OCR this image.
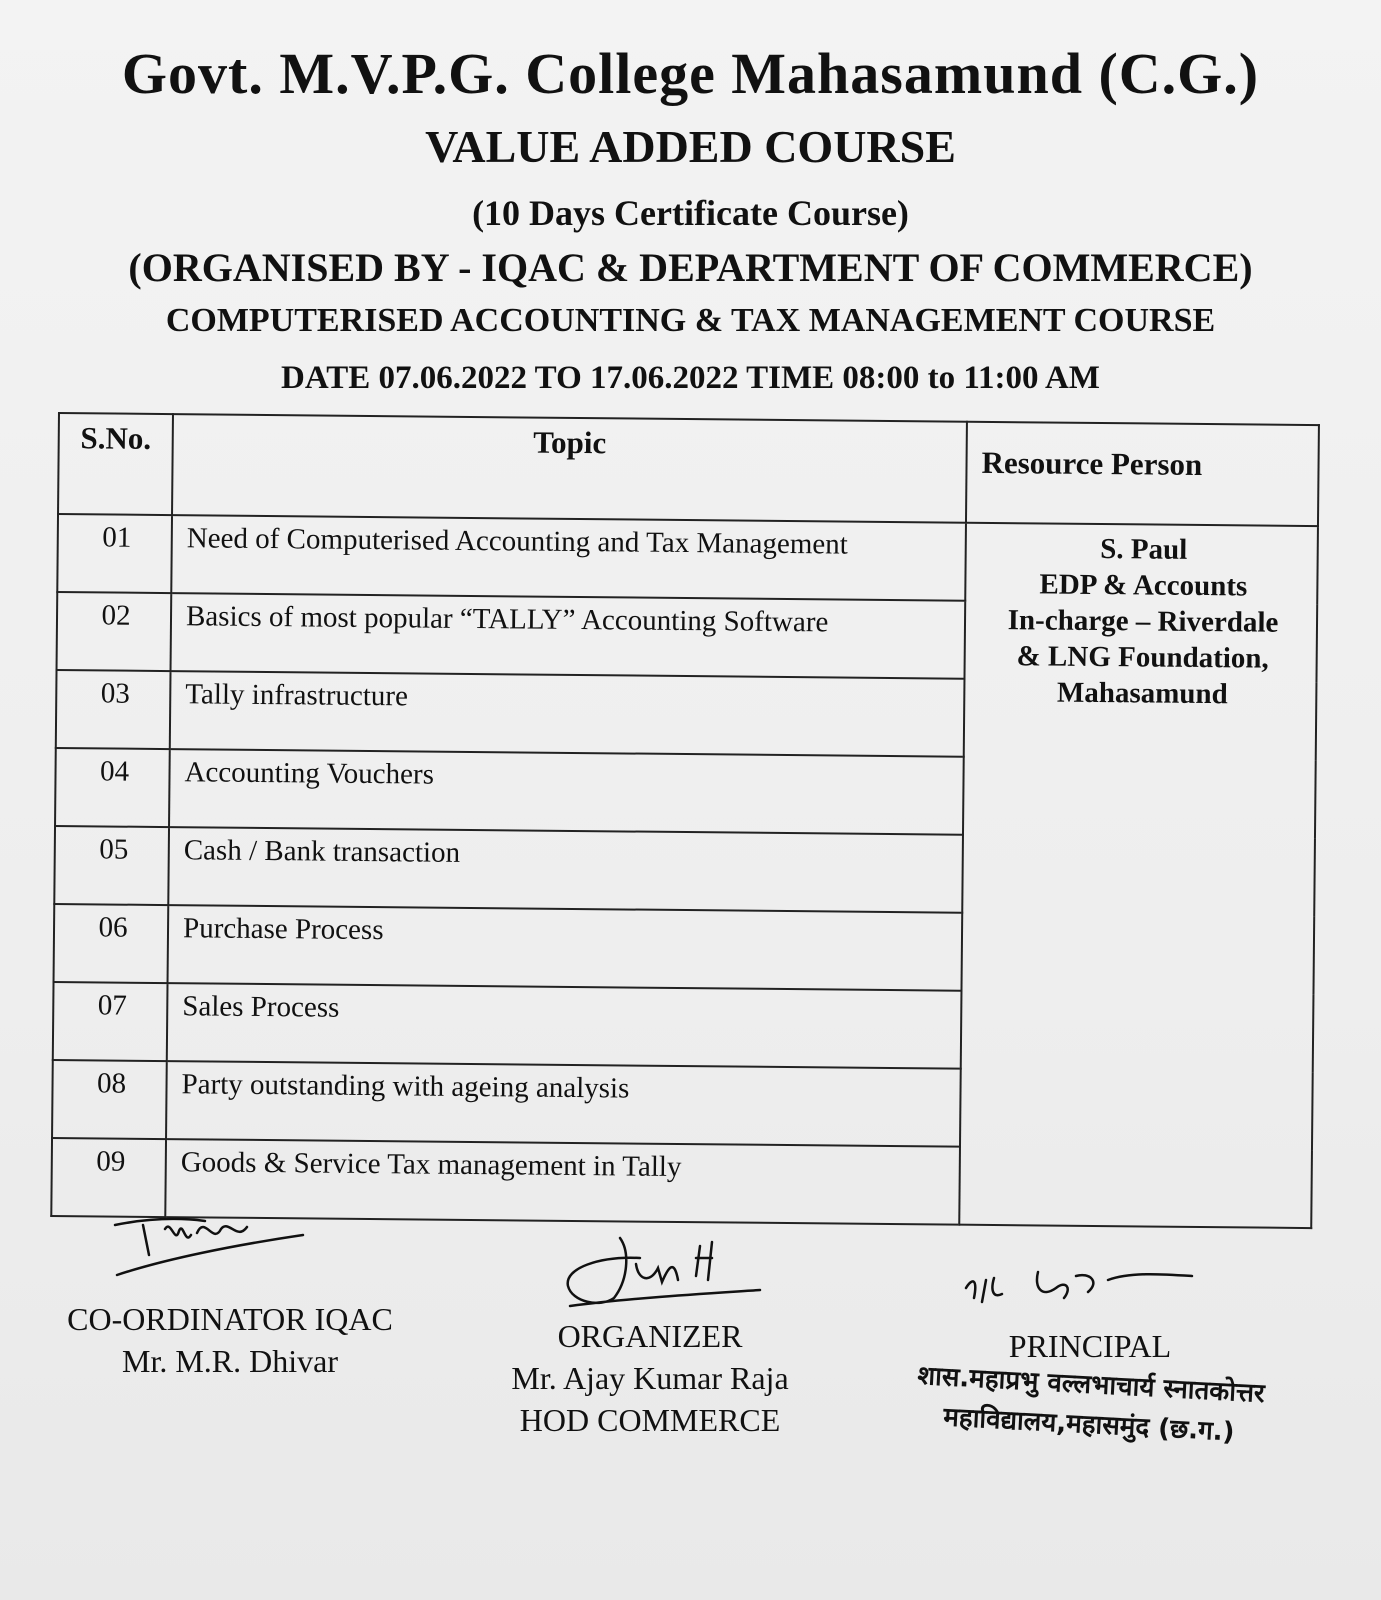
Govt. M.V.P.G. College Mahasamund (C.G.)
VALUE ADDED COURSE
(10 Days Certificate Course)
(ORGANISED BY - IQAC & DEPARTMENT OF COMMERCE)
COMPUTERISED ACCOUNTING & TAX MANAGEMENT COURSE
DATE 07.06.2022 TO 17.06.2022 TIME 08:00 to 11:00 AM
S.No.	Topic	Resource Person
01	Need of Computerised Accounting and Tax Management	S. Paul
EDP & Accounts
In-charge – Riverdale
& LNG Foundation,
Mahasamund

02	Basics of most popular “TALLY” Accounting Software	
03	Tally infrastructure	
04	Accounting Vouchers	
05	Cash / Bank transaction	
06	Purchase Process	
07	Sales Process	
08	Party outstanding with ageing analysis	
09	Goods & Service Tax management in Tally	
CO-ORDINATOR IQAC
Mr. M.R. Dhivar
ORGANIZER
Mr. Ajay Kumar Raja
HOD COMMERCE
PRINCIPAL
शास.महाप्रभु वल्लभाचार्य स्नातकोत्तर
महाविद्यालय,महासमुंद (छ.ग.)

▶ Job:
Read the data above and pull out each line that holds the string "Process".

▶ Reply:
06	Purchase Process	
07	Sales Process	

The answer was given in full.